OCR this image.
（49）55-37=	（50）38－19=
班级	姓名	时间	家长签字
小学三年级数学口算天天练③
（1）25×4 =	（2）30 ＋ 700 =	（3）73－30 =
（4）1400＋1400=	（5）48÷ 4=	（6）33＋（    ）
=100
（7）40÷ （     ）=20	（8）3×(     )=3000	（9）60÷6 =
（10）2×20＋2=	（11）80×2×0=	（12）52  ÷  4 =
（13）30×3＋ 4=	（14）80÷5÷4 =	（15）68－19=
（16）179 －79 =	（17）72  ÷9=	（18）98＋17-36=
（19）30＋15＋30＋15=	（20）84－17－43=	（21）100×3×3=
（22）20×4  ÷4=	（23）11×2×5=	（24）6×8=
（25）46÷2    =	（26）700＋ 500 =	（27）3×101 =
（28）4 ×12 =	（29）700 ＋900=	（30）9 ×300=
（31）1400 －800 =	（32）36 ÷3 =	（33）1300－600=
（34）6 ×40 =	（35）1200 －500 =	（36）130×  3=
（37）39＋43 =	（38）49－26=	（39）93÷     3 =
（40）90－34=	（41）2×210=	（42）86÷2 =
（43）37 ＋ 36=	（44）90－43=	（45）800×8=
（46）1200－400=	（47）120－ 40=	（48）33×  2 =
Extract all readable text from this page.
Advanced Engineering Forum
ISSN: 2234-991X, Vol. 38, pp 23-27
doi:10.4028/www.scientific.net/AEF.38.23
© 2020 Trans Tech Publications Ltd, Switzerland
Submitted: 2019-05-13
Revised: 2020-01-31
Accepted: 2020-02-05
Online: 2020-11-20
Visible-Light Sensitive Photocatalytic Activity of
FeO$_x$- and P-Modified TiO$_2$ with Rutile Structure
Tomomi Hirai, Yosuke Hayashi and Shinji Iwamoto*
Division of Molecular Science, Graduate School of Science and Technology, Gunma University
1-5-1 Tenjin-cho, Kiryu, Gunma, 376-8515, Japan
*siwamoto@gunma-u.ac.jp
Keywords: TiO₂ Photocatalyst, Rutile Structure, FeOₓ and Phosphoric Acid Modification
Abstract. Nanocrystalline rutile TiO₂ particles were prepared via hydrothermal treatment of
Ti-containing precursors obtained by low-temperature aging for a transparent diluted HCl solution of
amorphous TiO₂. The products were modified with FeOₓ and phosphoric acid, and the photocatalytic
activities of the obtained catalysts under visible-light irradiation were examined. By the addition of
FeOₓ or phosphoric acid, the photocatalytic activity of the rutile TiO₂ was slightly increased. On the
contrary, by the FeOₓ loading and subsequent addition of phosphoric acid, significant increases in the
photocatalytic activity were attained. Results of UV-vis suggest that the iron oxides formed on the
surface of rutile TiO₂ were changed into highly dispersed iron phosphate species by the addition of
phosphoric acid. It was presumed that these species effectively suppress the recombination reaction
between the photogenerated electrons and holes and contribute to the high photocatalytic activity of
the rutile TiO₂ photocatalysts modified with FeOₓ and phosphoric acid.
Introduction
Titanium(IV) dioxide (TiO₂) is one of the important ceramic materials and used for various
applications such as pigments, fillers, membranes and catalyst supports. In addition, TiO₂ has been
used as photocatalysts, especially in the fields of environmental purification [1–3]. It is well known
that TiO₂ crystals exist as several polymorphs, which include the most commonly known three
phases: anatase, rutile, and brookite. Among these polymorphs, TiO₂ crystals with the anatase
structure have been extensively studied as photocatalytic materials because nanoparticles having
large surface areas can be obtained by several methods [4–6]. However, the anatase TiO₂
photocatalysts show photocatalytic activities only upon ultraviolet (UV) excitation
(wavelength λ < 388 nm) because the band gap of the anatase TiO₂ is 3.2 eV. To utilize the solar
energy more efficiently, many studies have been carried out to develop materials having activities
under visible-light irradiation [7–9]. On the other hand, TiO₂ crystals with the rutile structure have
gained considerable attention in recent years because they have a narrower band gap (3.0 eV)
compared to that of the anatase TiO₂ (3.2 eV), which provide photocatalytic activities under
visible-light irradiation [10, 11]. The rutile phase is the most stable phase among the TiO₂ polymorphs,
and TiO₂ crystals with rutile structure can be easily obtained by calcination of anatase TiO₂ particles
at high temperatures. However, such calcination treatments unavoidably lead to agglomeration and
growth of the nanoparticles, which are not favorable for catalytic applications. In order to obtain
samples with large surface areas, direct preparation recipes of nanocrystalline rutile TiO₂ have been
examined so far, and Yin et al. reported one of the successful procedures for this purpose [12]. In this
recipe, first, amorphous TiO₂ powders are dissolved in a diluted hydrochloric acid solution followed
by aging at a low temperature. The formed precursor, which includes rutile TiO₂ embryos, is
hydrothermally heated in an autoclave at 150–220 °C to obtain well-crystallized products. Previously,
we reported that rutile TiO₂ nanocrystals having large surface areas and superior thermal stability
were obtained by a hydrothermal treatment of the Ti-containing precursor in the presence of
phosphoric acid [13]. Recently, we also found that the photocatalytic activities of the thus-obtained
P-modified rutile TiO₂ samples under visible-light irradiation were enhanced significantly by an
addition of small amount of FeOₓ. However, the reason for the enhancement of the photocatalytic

════

■ Exercise details ■
Copy out the data shown above without altering anything.

■ Answer for this exercise ■
OCR this image.
（49）55-37=	（50）38－19=
班级	姓名	时间	家长签字
小学三年级数学口算天天练③
（1）25×4 =	（2）30 ＋ 700 =	（3）73－30 =
（4）1400＋1400=	（5）48÷ 4=	（6）33＋（    ）
=100
（7）40÷ （     ）=20	（8）3×(     )=3000	（9）60÷6 =
（10）2×20＋2=	（11）80×2×0=	（12）52  ÷  4 =
（13）30×3＋ 4=	（14）80÷5÷4 =	（15）68－19=
（16）179 －79 =	（17）72  ÷9=	（18）98＋17-36=
（19）30＋15＋30＋15=	（20）84－17－43=	（21）100×3×3=
（22）20×4  ÷4=	（23）11×2×5=	（24）6×8=
（25）46÷2    =	（26）700＋ 500 =	（27）3×101 =
（28）4 ×12 =	（29）700 ＋900=	（30）9 ×300=
（31）1400 －800 =	（32）36 ÷3 =	（33）1300－600=
（34）6 ×40 =	（35）1200 －500 =	（36）130×  3=
（37）39＋43 =	（38）49－26=	（39）93÷     3 =
（40）90－34=	（41）2×210=	（42）86÷2 =
（43）37 ＋ 36=	（44）90－43=	（45）800×8=
（46）1200－400=	（47）120－ 40=	（48）33×  2 =
Extract all readable text from this page.
Advanced Engineering Forum
ISSN: 2234-991X, Vol. 38, pp 23-27
doi:10.4028/www.scientific.net/AEF.38.23
© 2020 Trans Tech Publications Ltd, Switzerland
Submitted: 2019-05-13
Revised: 2020-01-31
Accepted: 2020-02-05
Online: 2020-11-20
Visible-Light Sensitive Photocatalytic Activity of
FeO$_x$- and P-Modified TiO$_2$ with Rutile Structure
Tomomi Hirai, Yosuke Hayashi and Shinji Iwamoto*
Division of Molecular Science, Graduate School of Science and Technology, Gunma University
1-5-1 Tenjin-cho, Kiryu, Gunma, 376-8515, Japan
*siwamoto@gunma-u.ac.jp
Keywords: TiO₂ Photocatalyst, Rutile Structure, FeOₓ and Phosphoric Acid Modification
Abstract. Nanocrystalline rutile TiO₂ particles were prepared via hydrothermal treatment of
Ti-containing precursors obtained by low-temperature aging for a transparent diluted HCl solution of
amorphous TiO₂. The products were modified with FeOₓ and phosphoric acid, and the photocatalytic
activities of the obtained catalysts under visible-light irradiation were examined. By the addition of
FeOₓ or phosphoric acid, the photocatalytic activity of the rutile TiO₂ was slightly increased. On the
contrary, by the FeOₓ loading and subsequent addition of phosphoric acid, significant increases in the
photocatalytic activity were attained. Results of UV-vis suggest that the iron oxides formed on the
surface of rutile TiO₂ were changed into highly dispersed iron phosphate species by the addition of
phosphoric acid. It was presumed that these species effectively suppress the recombination reaction
between the photogenerated electrons and holes and contribute to the high photocatalytic activity of
the rutile TiO₂ photocatalysts modified with FeOₓ and phosphoric acid.
Introduction
Titanium(IV) dioxide (TiO₂) is one of the important ceramic materials and used for various
applications such as pigments, fillers, membranes and catalyst supports. In addition, TiO₂ has been
used as photocatalysts, especially in the fields of environmental purification [1–3]. It is well known
that TiO₂ crystals exist as several polymorphs, which include the most commonly known three
phases: anatase, rutile, and brookite. Among these polymorphs, TiO₂ crystals with the anatase
structure have been extensively studied as photocatalytic materials because nanoparticles having
large surface areas can be obtained by several methods [4–6]. However, the anatase TiO₂
photocatalysts show photocatalytic activities only upon ultraviolet (UV) excitation
(wavelength λ < 388 nm) because the band gap of the anatase TiO₂ is 3.2 eV. To utilize the solar
energy more efficiently, many studies have been carried out to develop materials having activities
under visible-light irradiation [7–9]. On the other hand, TiO₂ crystals with the rutile structure have
gained considerable attention in recent years because they have a narrower band gap (3.0 eV)
compared to that of the anatase TiO₂ (3.2 eV), which provide photocatalytic activities under
visible-light irradiation [10, 11]. The rutile phase is the most stable phase among the TiO₂ polymorphs,
and TiO₂ crystals with rutile structure can be easily obtained by calcination of anatase TiO₂ particles
at high temperatures. However, such calcination treatments unavoidably lead to agglomeration and
growth of the nanoparticles, which are not favorable for catalytic applications. In order to obtain
samples with large surface areas, direct preparation recipes of nanocrystalline rutile TiO₂ have been
examined so far, and Yin et al. reported one of the successful procedures for this purpose [12]. In this
recipe, first, amorphous TiO₂ powders are dissolved in a diluted hydrochloric acid solution followed
by aging at a low temperature. The formed precursor, which includes rutile TiO₂ embryos, is
hydrothermally heated in an autoclave at 150–220 °C to obtain well-crystallized products. Previously,
we reported that rutile TiO₂ nanocrystals having large surface areas and superior thermal stability
were obtained by a hydrothermal treatment of the Ti-containing precursor in the presence of
phosphoric acid [13]. Recently, we also found that the photocatalytic activities of the thus-obtained
P-modified rutile TiO₂ samples under visible-light irradiation were enhanced significantly by an
addition of small amount of FeOₓ. However, the reason for the enhancement of the photocatalytic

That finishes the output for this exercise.